*Short problem*:
Where a line of the listing below includes the word "name", reproduce that line.
______________________________
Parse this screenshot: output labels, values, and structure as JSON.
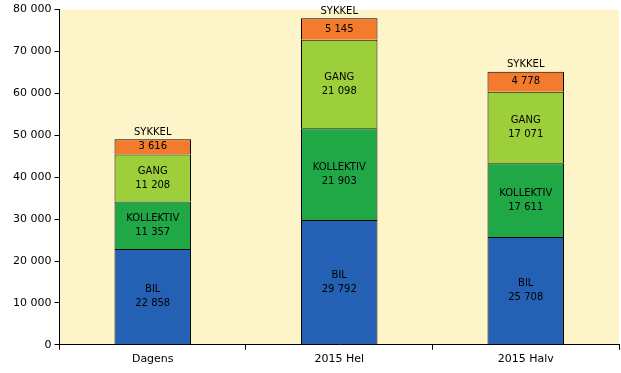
{
  "chart_data": {
    "type": "bar",
    "stacked": true,
    "data_labels": true,
    "grid": false,
    "categories": [
      "Dagens",
      "2015 Hel",
      "2015 Halv"
    ],
    "series": [
      {
        "name": "BIL",
        "color": "#2461b5",
        "values": [
          22858,
          29792,
          25708
        ],
        "value_labels": [
          "22 858",
          "29 792",
          "25 708"
        ]
      },
      {
        "name": "KOLLEKTIV",
        "color": "#21a846",
        "values": [
          11357,
          21903,
          17611
        ],
        "value_labels": [
          "11 357",
          "21 903",
          "17 611"
        ]
      },
      {
        "name": "GANG",
        "color": "#9dcf3b",
        "values": [
          11208,
          21098,
          17071
        ],
        "value_labels": [
          "11 208",
          "21 098",
          "17 071"
        ]
      },
      {
        "name": "SYKKEL",
        "color": "#f47a2e",
        "values": [
          3616,
          5145,
          4778
        ],
        "value_labels": [
          "3 616",
          "5 145",
          "4 778"
        ]
      }
    ],
    "ylim": [
      0,
      80000
    ],
    "yticks": [
      0,
      {
        "value": 10000,
        "label": "10 000"
      },
      {
        "value": 20000,
        "label": "20 000"
      },
      {
        "value": 30000,
        "label": "30 000"
      },
      {
        "value": 40000,
        "label": "40 000"
      },
      {
        "value": 50000,
        "label": "50 000"
      },
      {
        "value": 60000,
        "label": "60 000"
      },
      {
        "value": 70000,
        "label": "70 000"
      },
      {
        "value": 80000,
        "label": "80 000"
      }
    ]
  }
}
______________________________
*Correct answer*:
        "name": "BIL",
        "name": "KOLLEKTIV",
        "name": "GANG",
        "name": "SYKKEL",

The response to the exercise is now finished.